*Dados de origem*
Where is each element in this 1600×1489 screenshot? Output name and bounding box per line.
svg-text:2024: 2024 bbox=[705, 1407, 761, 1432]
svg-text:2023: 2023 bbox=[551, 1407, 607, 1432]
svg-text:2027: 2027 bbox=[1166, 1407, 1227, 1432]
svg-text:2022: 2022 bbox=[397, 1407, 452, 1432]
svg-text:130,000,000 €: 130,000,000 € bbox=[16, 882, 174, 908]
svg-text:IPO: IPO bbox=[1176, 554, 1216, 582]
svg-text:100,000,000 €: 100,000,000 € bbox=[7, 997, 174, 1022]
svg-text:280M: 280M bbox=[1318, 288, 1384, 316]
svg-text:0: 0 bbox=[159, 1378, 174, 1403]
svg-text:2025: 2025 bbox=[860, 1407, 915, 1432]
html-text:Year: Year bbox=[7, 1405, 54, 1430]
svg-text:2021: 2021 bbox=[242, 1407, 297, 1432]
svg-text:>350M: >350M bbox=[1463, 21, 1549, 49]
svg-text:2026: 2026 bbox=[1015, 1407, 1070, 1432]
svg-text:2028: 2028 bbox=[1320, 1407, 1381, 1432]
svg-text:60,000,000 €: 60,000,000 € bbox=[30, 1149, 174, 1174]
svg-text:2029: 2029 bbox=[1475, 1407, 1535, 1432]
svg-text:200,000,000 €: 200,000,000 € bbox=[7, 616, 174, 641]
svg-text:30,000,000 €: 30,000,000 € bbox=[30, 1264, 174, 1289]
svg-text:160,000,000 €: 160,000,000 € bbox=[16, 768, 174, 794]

*Tarefa proposta*
Troque "Year" por "Ano" em todos os registros e escreva as linhas de novo, sem mudar mais nada.

*Resposta da tarefa*
Where is each element in this 1600×1489 screenshot? Output name and bounding box per line.
svg-text:2024: 2024 bbox=[705, 1407, 761, 1432]
svg-text:2023: 2023 bbox=[551, 1407, 607, 1432]
svg-text:2027: 2027 bbox=[1166, 1407, 1227, 1432]
svg-text:2022: 2022 bbox=[397, 1407, 452, 1432]
svg-text:130,000,000 €: 130,000,000 € bbox=[16, 882, 174, 908]
svg-text:IPO: IPO bbox=[1176, 554, 1216, 582]
svg-text:100,000,000 €: 100,000,000 € bbox=[7, 997, 174, 1022]
svg-text:280M: 280M bbox=[1318, 288, 1384, 316]
svg-text:0: 0 bbox=[159, 1378, 174, 1403]
svg-text:2025: 2025 bbox=[860, 1407, 915, 1432]
html-text:Ano: Ano bbox=[7, 1405, 54, 1430]
svg-text:2021: 2021 bbox=[242, 1407, 297, 1432]
svg-text:>350M: >350M bbox=[1463, 21, 1549, 49]
svg-text:2026: 2026 bbox=[1015, 1407, 1070, 1432]
svg-text:2028: 2028 bbox=[1320, 1407, 1381, 1432]
svg-text:60,000,000 €: 60,000,000 € bbox=[30, 1149, 174, 1174]
svg-text:2029: 2029 bbox=[1475, 1407, 1535, 1432]
svg-text:200,000,000 €: 200,000,000 € bbox=[7, 616, 174, 641]
svg-text:30,000,000 €: 30,000,000 € bbox=[30, 1264, 174, 1289]
svg-text:160,000,000 €: 160,000,000 € bbox=[16, 768, 174, 794]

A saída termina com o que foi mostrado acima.